-- What you need to do --
Scan the data for "Night" and copy the lines it appears in.

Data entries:
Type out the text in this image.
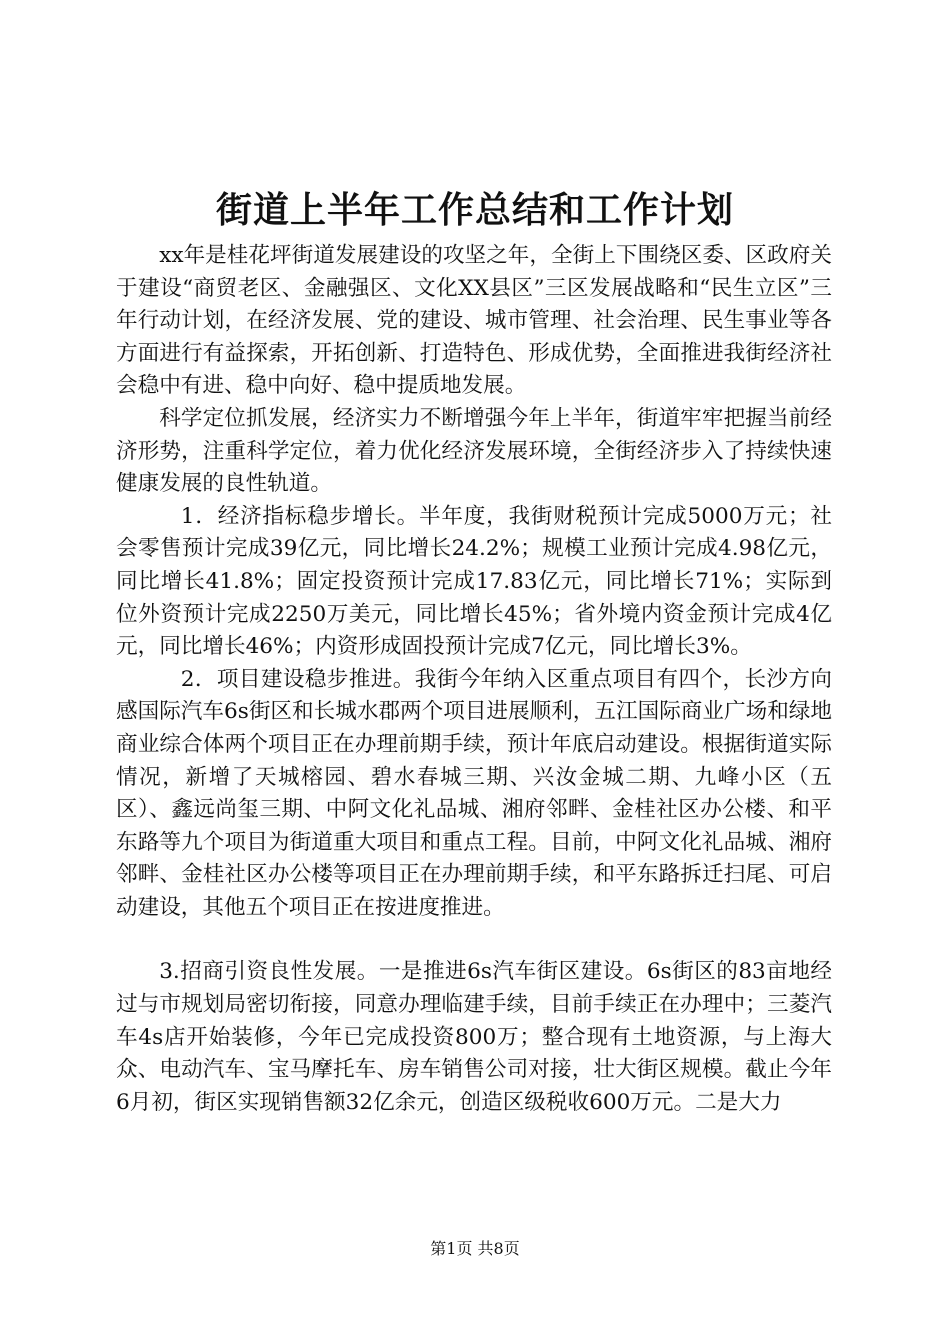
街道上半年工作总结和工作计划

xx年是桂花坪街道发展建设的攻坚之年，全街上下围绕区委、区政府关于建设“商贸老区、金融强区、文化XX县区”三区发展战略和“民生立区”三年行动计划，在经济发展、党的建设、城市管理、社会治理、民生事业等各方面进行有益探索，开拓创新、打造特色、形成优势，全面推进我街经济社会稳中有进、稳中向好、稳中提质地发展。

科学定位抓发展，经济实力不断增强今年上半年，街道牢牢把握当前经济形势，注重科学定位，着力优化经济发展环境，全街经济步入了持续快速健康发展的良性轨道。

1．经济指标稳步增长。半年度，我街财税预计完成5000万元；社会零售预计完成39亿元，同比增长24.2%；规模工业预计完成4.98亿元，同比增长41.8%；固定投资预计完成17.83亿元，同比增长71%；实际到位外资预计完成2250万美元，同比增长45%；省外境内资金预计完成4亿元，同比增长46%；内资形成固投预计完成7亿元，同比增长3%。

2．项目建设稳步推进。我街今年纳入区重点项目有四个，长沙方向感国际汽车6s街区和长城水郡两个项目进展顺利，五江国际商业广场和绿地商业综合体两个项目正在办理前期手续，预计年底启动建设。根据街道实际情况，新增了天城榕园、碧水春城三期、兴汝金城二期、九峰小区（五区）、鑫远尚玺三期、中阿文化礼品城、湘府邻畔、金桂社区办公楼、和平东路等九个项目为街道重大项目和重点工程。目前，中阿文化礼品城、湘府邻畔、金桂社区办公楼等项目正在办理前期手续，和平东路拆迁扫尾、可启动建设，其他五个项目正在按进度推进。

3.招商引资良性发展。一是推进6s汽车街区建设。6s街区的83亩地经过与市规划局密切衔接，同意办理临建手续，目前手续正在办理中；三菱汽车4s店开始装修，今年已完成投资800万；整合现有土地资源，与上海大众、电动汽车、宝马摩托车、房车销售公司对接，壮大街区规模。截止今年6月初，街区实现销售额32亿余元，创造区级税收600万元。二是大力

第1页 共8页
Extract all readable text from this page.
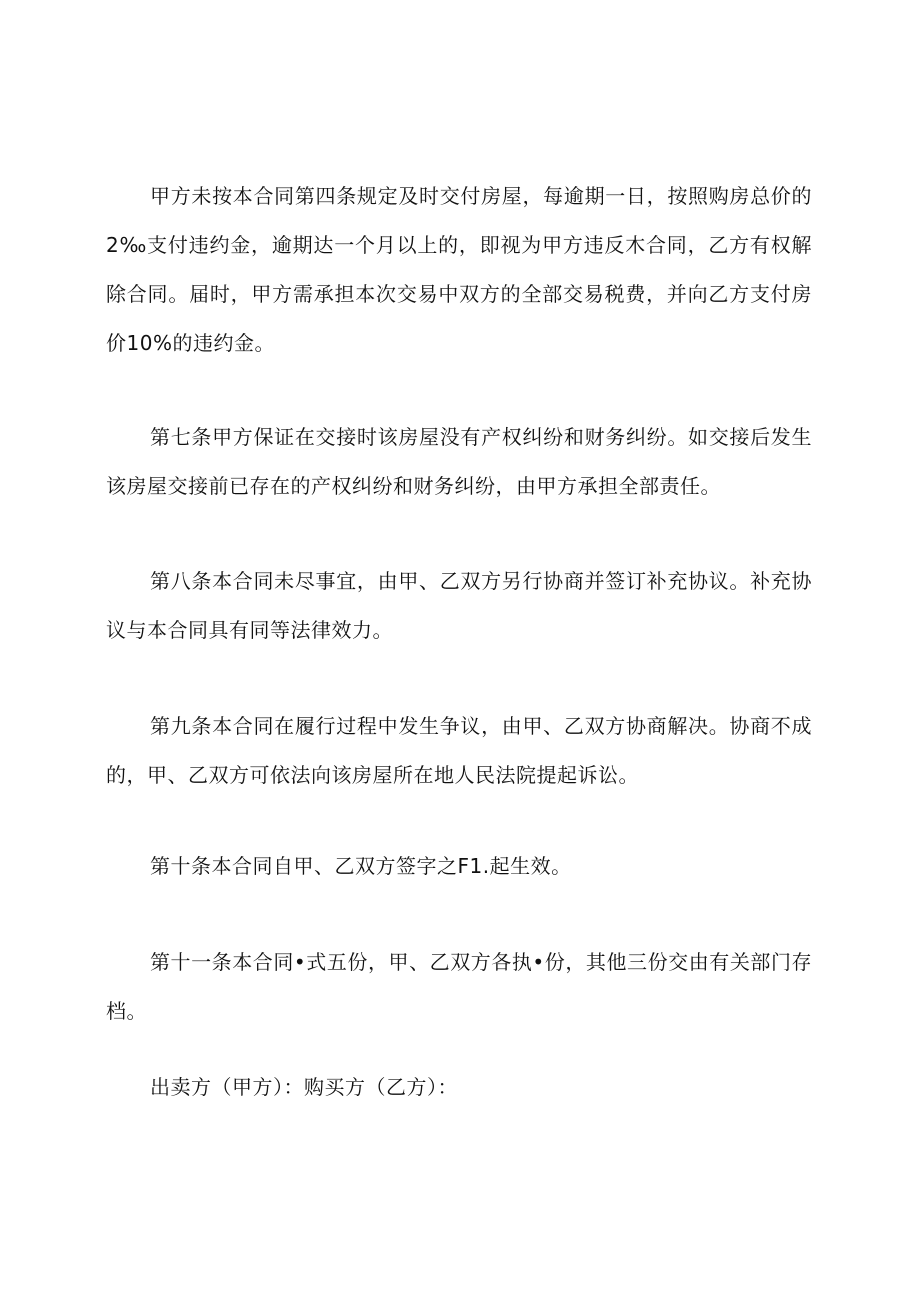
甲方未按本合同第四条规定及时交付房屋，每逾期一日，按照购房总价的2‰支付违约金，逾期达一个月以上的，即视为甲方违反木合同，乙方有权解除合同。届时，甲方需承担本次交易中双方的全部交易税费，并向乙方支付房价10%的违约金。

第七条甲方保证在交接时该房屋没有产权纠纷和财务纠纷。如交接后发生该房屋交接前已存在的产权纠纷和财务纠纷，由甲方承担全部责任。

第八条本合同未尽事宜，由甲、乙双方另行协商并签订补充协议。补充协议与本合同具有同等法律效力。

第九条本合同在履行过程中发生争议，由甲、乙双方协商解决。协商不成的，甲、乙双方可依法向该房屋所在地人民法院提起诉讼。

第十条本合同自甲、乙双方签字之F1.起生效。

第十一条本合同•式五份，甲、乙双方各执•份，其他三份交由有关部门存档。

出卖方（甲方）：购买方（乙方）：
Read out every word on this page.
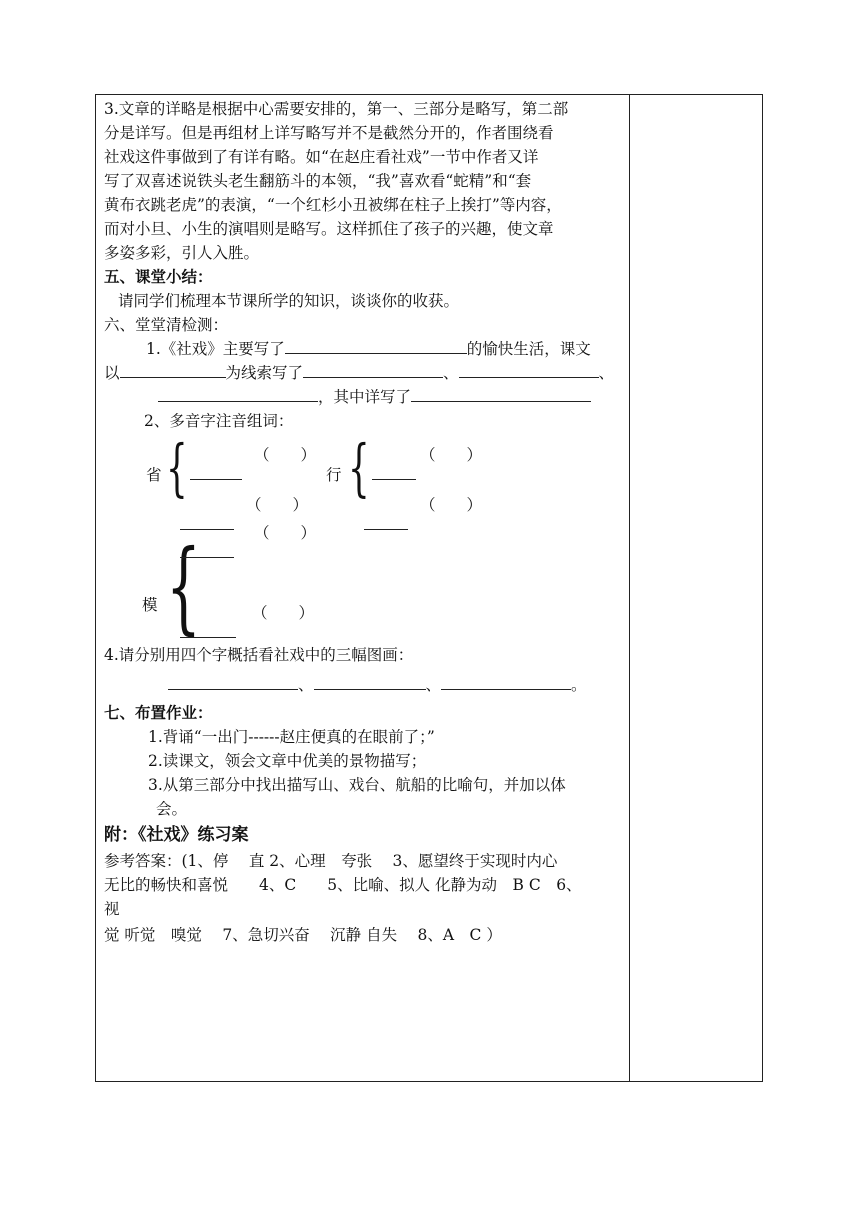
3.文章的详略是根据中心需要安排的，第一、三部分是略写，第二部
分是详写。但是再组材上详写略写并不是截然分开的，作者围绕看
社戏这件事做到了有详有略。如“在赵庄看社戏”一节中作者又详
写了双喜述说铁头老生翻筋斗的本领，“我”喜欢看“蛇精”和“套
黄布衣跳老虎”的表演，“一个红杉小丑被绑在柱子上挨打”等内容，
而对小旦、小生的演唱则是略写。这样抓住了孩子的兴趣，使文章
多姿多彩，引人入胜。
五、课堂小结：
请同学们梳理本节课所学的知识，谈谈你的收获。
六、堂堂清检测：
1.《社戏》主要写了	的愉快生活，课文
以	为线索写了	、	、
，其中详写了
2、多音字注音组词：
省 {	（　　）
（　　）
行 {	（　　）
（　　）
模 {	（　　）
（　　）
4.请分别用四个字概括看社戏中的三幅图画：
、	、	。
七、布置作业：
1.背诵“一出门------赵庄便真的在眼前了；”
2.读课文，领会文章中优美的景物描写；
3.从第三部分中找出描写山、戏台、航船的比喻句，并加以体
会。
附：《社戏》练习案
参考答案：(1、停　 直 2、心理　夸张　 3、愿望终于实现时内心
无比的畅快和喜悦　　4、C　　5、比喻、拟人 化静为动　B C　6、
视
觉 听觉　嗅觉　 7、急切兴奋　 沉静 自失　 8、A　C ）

==

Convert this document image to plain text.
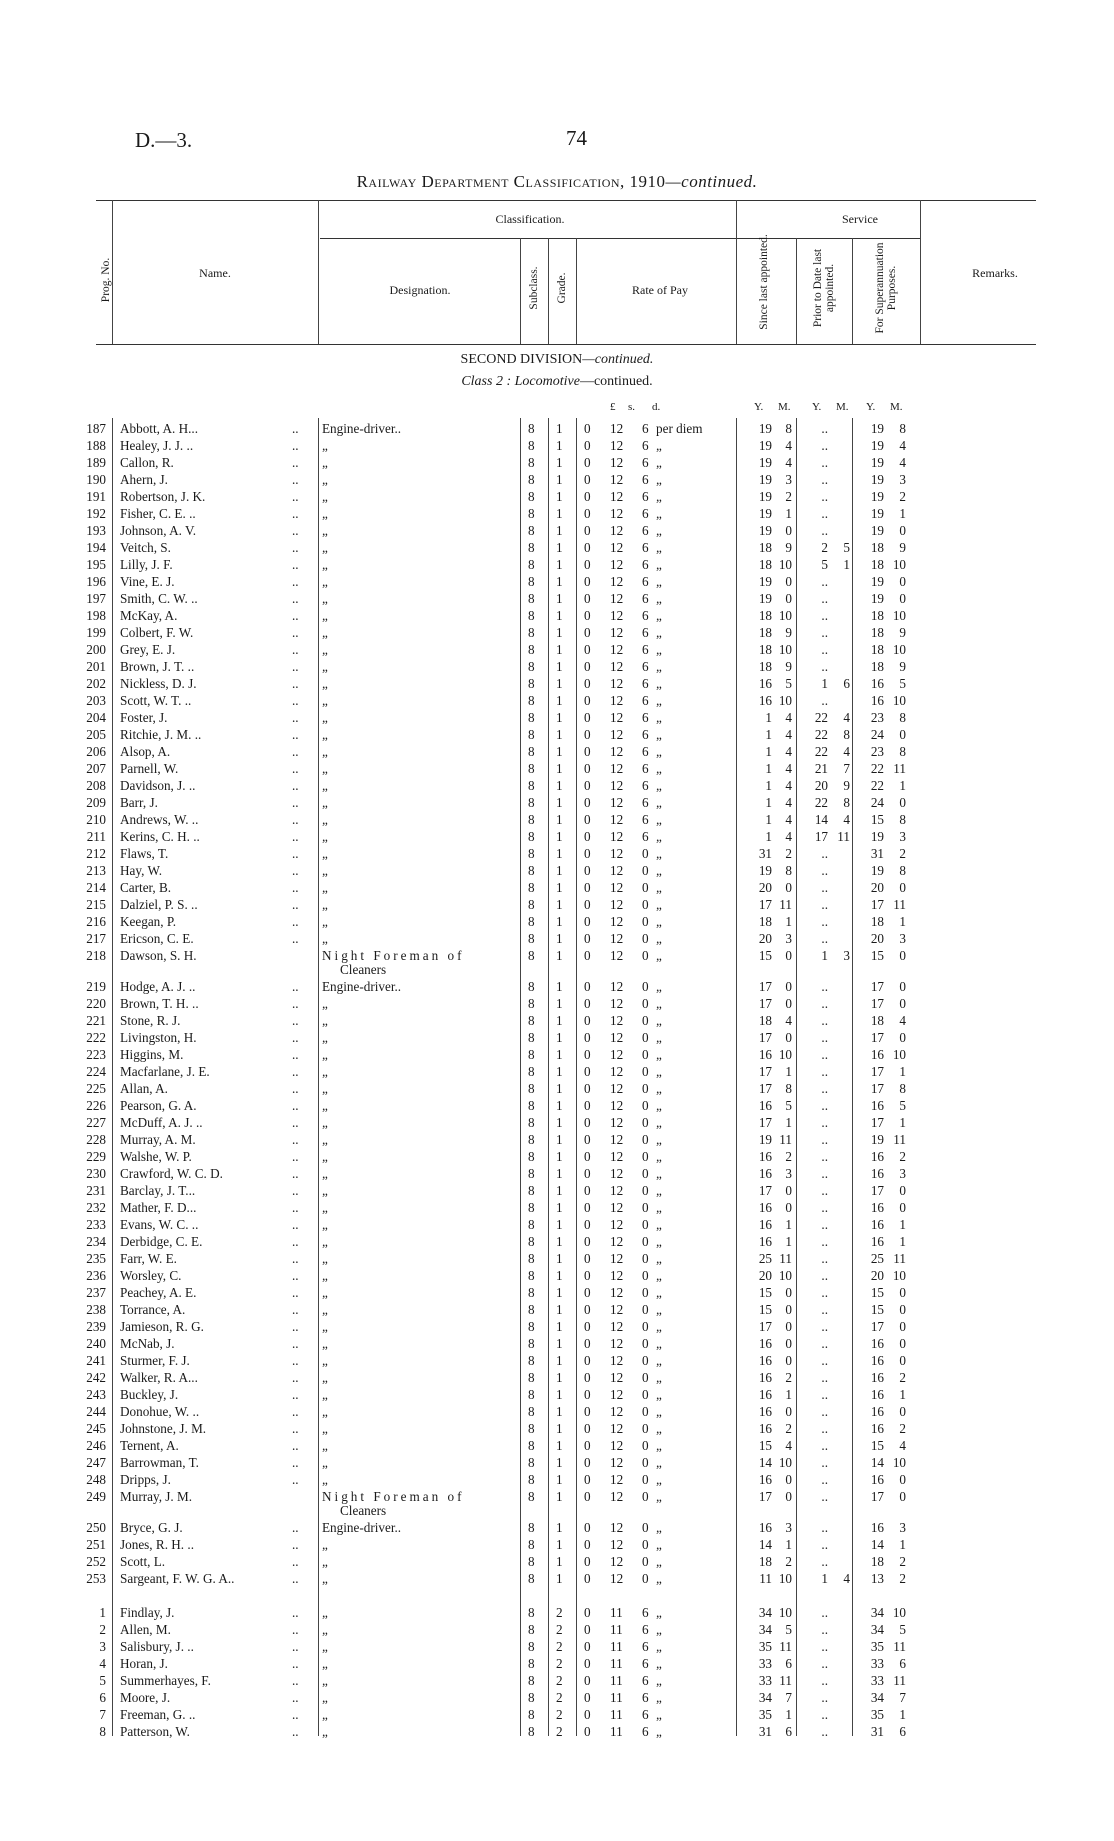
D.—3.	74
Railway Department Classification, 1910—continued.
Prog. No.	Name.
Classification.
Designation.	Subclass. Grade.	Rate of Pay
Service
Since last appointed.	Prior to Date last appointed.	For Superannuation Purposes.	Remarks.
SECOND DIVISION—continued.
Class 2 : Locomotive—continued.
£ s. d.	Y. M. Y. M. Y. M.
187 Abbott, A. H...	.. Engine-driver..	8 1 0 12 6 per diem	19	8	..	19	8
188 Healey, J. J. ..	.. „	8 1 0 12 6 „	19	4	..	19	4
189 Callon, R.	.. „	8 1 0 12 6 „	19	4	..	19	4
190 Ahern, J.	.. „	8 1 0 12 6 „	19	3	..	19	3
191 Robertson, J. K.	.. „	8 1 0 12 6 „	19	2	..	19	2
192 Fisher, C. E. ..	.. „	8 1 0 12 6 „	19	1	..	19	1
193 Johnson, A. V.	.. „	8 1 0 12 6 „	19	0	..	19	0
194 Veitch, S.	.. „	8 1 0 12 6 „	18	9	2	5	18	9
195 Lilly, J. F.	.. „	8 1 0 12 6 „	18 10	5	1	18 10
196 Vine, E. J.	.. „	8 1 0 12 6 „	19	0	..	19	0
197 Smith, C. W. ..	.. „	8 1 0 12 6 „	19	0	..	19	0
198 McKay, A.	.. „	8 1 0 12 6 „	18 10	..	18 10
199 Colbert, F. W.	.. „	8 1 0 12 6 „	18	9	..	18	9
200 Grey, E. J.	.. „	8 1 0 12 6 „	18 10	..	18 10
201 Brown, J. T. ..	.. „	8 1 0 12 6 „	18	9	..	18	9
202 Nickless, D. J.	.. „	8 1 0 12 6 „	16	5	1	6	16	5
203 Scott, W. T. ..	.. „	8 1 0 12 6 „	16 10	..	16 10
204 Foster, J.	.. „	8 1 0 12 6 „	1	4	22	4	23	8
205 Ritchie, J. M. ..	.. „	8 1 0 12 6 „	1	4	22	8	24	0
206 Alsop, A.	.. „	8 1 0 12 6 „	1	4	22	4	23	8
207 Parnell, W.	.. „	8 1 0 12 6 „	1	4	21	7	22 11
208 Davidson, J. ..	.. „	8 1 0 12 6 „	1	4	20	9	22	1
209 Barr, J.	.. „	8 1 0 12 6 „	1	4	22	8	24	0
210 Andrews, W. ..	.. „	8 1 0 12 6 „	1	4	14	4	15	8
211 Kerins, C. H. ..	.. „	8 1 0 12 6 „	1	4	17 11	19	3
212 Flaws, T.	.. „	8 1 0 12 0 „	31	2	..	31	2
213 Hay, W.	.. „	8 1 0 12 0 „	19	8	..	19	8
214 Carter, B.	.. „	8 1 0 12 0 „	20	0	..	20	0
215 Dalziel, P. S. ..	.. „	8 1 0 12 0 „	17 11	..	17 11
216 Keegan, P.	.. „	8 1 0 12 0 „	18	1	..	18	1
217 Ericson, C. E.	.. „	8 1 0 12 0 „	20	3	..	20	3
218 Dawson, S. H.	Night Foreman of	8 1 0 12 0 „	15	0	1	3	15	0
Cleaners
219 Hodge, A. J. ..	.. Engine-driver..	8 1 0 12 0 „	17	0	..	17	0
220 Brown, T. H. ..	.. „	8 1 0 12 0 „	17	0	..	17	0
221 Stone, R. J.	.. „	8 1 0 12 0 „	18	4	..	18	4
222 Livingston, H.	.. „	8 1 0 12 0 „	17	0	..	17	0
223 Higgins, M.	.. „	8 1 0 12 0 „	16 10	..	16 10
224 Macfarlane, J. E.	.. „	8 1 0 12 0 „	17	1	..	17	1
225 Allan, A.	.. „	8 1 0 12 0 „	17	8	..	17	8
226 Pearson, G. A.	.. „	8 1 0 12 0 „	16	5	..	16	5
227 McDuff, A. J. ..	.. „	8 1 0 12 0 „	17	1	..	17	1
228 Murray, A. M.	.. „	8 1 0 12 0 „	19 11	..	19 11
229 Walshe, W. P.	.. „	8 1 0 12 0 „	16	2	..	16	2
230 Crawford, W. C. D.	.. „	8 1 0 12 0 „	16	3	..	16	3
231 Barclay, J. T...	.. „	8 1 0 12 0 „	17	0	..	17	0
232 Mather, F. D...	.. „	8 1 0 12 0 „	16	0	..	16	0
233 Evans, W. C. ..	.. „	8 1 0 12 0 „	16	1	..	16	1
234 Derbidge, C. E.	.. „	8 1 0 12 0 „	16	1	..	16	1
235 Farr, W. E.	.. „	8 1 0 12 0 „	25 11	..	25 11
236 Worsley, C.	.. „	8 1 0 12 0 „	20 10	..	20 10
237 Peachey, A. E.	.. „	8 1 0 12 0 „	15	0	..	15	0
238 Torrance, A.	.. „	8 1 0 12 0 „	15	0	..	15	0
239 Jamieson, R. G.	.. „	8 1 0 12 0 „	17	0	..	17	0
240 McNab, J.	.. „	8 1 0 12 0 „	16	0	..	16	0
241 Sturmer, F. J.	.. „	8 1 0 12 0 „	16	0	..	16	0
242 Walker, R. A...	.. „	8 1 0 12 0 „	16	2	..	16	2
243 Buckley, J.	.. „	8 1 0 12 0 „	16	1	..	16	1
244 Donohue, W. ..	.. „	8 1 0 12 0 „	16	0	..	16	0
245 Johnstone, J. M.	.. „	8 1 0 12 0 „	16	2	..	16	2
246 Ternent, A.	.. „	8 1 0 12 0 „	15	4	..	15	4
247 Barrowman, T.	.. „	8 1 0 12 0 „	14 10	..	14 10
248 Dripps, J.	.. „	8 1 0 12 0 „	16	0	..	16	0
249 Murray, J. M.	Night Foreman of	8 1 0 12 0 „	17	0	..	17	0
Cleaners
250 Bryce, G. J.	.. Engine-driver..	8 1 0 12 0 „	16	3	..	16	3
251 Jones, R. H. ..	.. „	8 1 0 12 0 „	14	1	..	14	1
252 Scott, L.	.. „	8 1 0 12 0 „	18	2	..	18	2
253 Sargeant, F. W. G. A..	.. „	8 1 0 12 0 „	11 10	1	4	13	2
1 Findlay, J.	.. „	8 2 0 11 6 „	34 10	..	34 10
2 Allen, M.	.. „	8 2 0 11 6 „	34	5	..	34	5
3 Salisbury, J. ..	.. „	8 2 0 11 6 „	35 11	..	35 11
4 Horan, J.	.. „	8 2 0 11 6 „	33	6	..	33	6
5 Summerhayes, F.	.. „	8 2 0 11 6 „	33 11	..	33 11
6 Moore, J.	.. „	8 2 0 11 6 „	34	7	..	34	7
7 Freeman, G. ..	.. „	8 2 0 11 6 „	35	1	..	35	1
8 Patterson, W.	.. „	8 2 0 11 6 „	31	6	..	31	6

-- Exercise output --
218 Dawson, S. H.	Night Foreman of	8 1 0 12 0 „	15	0	1	3	15	0
249 Murray, J. M.	Night Foreman of	8 1 0 12 0 „	17	0	..	17	0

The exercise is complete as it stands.